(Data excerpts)
☆ ☆ ☆ ☆
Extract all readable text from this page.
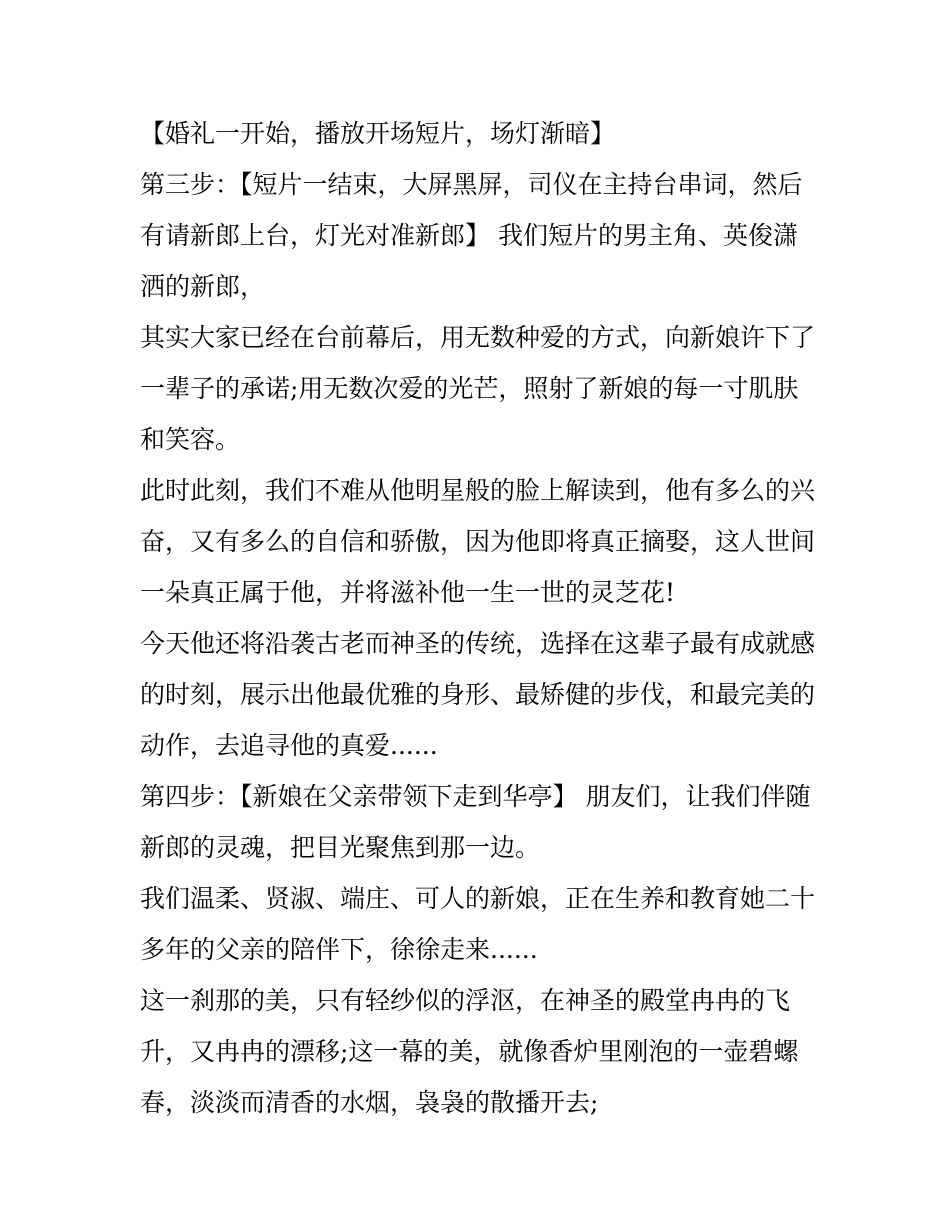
【婚礼一开始，播放开场短片，场灯渐暗】

第三步：【短片一结束，大屏黑屏，司仪在主持台串词，然后有请新郎上台，灯光对准新郎】 我们短片的男主角、英俊潇洒的新郎，

其实大家已经在台前幕后，用无数种爱的方式，向新娘许下了一辈子的承诺;用无数次爱的光芒，照射了新娘的每一寸肌肤和笑容。

此时此刻，我们不难从他明星般的脸上解读到，他有多么的兴奋，又有多么的自信和骄傲，因为他即将真正摘娶，这人世间一朵真正属于他，并将滋补他一生一世的灵芝花!

今天他还将沿袭古老而神圣的传统，选择在这辈子最有成就感的时刻，展示出他最优雅的身形、最矫健的步伐，和最完美的动作，去追寻他的真爱......

第四步：【新娘在父亲带领下走到华亭】 朋友们，让我们伴随新郎的灵魂，把目光聚焦到那一边。

我们温柔、贤淑、端庄、可人的新娘，正在生养和教育她二十多年的父亲的陪伴下，徐徐走来......

这一刹那的美，只有轻纱似的浮沤，在神圣的殿堂冉冉的飞升，又冉冉的漂移;这一幕的美，就像香炉里刚泡的一壶碧螺春，淡淡而清香的水烟，袅袅的散播开去;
☆ ☆ ☆ ☆
§ **WHAT IS EXPECTED**:
Quote the records in their entirety, keeping the wording exact and excluding pictures.

§ **EXERCISE ANSWER**:
Extract all readable text from this page.
【婚礼一开始，播放开场短片，场灯渐暗】

第三步：【短片一结束，大屏黑屏，司仪在主持台串词，然后有请新郎上台，灯光对准新郎】 我们短片的男主角、英俊潇洒的新郎，

其实大家已经在台前幕后，用无数种爱的方式，向新娘许下了一辈子的承诺;用无数次爱的光芒，照射了新娘的每一寸肌肤和笑容。

此时此刻，我们不难从他明星般的脸上解读到，他有多么的兴奋，又有多么的自信和骄傲，因为他即将真正摘娶，这人世间一朵真正属于他，并将滋补他一生一世的灵芝花!

今天他还将沿袭古老而神圣的传统，选择在这辈子最有成就感的时刻，展示出他最优雅的身形、最矫健的步伐，和最完美的动作，去追寻他的真爱......

第四步：【新娘在父亲带领下走到华亭】 朋友们，让我们伴随新郎的灵魂，把目光聚焦到那一边。

我们温柔、贤淑、端庄、可人的新娘，正在生养和教育她二十多年的父亲的陪伴下，徐徐走来......

这一刹那的美，只有轻纱似的浮沤，在神圣的殿堂冉冉的飞升，又冉冉的漂移;这一幕的美，就像香炉里刚泡的一壶碧螺春，淡淡而清香的水烟，袅袅的散播开去;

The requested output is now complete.